• **Data entries**:

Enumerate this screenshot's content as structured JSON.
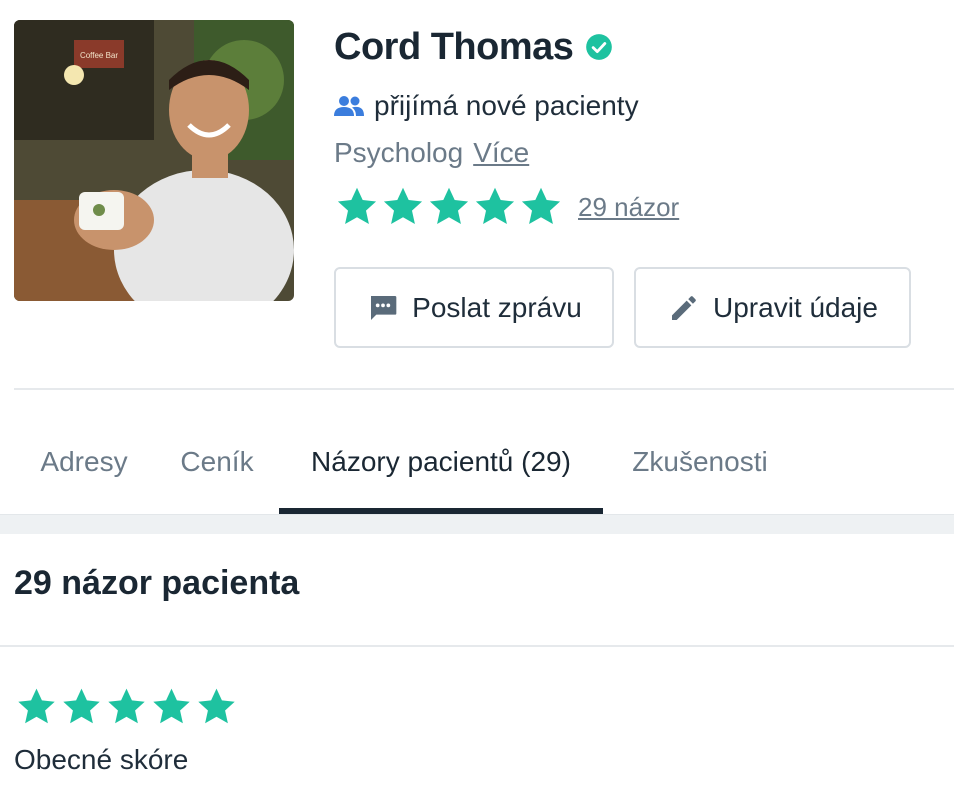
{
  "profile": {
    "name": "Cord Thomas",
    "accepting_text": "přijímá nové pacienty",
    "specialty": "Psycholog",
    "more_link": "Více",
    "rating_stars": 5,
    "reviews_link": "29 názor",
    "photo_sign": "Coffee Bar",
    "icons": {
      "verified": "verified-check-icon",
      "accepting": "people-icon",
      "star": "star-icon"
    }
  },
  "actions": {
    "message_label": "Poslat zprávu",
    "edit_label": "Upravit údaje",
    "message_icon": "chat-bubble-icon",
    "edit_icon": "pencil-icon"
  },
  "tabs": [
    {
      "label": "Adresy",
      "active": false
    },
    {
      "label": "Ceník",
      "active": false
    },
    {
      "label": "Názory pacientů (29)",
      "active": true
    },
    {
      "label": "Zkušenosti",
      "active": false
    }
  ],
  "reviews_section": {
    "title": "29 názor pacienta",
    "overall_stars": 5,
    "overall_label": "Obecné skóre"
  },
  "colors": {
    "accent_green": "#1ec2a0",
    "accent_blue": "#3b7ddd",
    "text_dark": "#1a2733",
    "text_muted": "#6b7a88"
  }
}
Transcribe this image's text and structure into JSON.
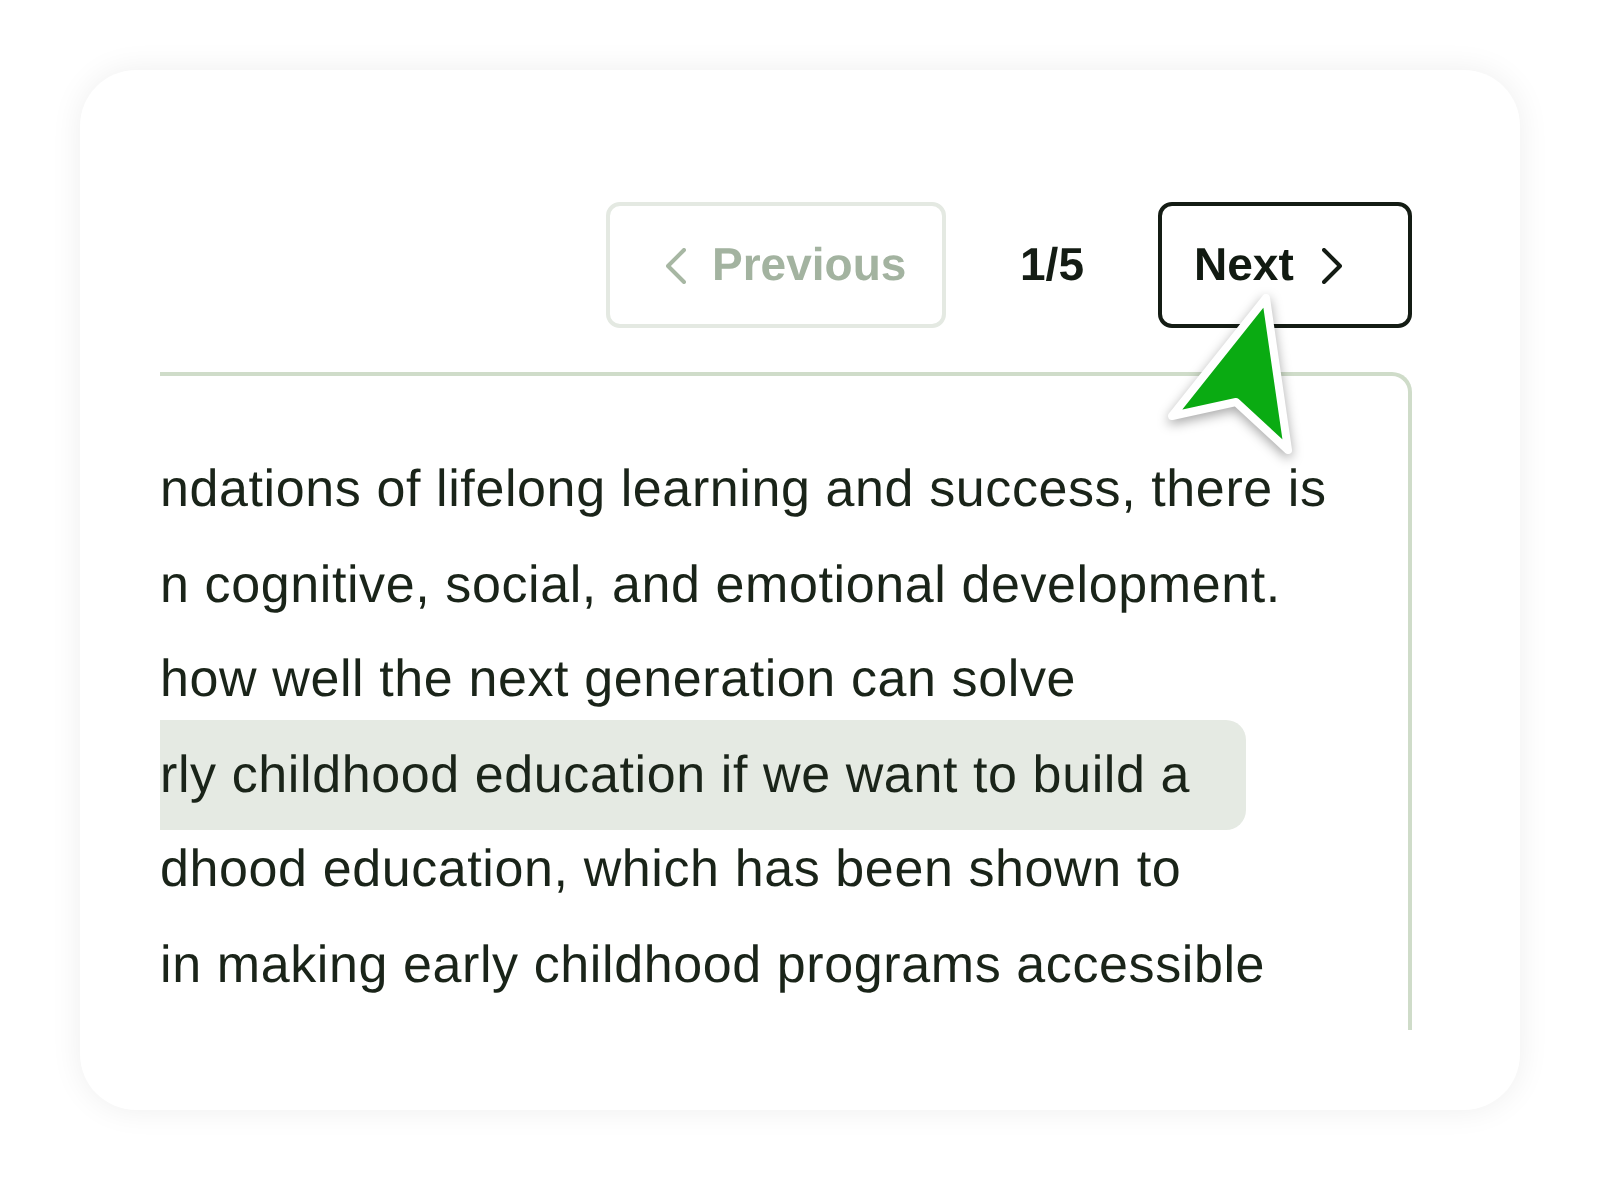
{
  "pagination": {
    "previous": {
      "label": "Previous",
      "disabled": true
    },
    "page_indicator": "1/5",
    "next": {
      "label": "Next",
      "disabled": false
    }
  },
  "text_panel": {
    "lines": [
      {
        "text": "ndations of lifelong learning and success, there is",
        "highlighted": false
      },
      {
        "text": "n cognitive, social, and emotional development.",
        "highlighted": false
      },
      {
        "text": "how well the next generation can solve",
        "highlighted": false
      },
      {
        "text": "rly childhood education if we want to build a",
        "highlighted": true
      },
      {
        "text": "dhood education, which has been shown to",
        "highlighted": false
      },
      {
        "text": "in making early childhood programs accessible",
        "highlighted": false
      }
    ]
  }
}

...

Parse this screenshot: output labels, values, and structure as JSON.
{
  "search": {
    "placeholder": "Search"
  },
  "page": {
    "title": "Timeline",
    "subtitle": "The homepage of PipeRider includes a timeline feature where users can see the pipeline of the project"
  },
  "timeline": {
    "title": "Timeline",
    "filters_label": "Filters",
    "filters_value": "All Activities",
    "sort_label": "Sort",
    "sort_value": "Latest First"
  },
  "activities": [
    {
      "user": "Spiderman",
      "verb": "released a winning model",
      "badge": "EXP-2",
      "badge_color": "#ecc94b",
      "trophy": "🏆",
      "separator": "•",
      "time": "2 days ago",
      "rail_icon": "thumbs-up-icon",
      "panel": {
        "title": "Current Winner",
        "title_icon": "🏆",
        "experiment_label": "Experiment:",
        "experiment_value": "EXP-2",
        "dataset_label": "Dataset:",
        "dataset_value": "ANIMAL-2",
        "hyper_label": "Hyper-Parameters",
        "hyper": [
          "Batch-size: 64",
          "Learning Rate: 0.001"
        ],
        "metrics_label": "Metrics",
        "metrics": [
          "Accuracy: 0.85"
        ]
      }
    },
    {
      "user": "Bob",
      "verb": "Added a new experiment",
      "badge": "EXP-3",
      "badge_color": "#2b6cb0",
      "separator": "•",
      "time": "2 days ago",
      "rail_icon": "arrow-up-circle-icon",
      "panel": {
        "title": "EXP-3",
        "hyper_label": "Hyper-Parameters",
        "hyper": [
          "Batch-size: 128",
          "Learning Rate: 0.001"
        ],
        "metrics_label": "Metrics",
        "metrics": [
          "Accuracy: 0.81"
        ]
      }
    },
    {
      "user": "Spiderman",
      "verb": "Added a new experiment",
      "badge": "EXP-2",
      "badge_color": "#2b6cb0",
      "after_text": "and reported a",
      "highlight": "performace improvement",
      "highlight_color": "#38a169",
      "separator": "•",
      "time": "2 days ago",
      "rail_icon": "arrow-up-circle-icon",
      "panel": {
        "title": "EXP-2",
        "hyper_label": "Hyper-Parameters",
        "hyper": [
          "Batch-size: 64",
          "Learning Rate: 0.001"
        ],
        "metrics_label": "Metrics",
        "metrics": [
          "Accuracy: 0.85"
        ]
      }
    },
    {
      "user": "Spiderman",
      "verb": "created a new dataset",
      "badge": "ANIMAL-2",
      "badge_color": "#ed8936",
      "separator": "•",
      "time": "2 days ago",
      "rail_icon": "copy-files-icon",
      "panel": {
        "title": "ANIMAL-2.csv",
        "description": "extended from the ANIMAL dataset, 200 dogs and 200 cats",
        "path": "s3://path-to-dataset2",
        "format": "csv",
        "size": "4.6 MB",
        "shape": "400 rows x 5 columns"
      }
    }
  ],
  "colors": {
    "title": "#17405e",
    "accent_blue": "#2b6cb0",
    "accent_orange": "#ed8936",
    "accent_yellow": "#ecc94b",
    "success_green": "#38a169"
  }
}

* * *

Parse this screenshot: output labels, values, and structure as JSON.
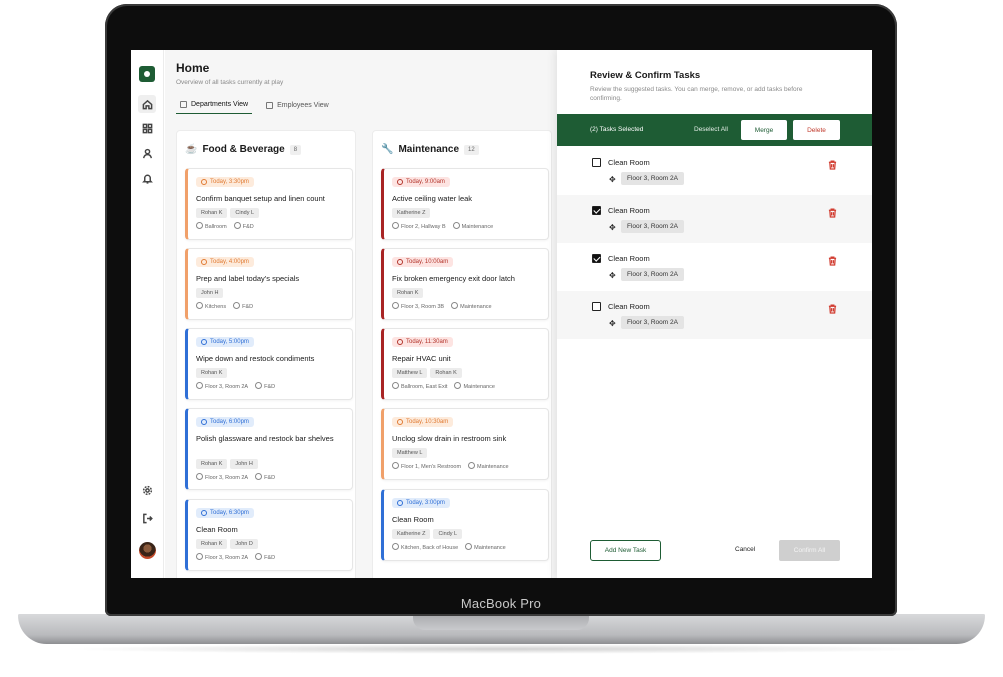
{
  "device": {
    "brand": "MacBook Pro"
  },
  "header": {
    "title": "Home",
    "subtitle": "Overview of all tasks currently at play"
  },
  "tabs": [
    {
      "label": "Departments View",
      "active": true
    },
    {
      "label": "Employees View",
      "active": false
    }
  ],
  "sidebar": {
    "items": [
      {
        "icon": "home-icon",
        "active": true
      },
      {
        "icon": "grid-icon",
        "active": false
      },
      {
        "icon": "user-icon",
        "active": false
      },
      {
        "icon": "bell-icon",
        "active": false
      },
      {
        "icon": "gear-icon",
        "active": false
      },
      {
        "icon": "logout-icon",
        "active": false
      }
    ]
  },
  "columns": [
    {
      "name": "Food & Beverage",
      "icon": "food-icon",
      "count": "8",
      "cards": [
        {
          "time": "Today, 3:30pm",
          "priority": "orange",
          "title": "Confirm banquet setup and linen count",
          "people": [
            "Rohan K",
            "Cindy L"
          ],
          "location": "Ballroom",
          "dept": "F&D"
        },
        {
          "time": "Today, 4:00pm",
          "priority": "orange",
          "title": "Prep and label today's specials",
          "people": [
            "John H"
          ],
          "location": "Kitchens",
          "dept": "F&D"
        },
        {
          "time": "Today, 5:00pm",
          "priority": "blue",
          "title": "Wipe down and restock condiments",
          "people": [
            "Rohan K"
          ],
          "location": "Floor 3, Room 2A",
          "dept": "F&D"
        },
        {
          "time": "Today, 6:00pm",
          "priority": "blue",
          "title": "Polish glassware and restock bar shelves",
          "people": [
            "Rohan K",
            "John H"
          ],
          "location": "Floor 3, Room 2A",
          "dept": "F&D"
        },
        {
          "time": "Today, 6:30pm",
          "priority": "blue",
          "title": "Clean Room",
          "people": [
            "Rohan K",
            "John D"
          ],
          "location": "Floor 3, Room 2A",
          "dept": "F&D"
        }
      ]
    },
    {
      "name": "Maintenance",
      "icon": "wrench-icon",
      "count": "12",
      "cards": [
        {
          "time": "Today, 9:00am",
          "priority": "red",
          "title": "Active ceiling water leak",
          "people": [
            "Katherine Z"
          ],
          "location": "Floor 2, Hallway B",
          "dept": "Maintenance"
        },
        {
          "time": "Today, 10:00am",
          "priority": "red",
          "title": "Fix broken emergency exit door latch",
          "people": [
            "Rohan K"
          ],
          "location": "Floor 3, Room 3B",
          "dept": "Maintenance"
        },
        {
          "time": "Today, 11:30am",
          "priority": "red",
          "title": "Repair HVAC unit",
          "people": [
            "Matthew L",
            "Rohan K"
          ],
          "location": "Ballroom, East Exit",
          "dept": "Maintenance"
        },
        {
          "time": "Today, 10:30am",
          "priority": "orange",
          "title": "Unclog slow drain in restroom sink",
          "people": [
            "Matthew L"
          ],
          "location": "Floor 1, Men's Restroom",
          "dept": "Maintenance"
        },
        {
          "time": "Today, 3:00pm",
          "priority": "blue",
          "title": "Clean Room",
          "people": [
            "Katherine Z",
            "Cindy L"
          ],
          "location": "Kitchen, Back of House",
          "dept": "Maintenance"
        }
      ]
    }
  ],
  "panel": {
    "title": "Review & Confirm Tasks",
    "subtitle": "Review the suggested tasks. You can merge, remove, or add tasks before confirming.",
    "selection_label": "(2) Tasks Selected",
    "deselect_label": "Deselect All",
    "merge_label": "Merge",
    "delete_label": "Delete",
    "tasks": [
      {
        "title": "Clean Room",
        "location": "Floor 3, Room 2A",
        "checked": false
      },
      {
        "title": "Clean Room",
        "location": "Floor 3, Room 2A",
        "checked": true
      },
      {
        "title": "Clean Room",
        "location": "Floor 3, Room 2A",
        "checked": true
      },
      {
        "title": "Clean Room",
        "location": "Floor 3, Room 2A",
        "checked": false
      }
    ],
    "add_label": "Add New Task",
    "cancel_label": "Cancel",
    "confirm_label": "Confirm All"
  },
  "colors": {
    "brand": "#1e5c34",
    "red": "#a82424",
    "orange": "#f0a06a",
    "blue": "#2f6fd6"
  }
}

• **Aim of the task**: Take every line from the records above that has the word "restock" and copy it.

• **Worked solution**:
          "title": "Wipe down and restock condiments",
          "title": "Polish glassware and restock bar shelves",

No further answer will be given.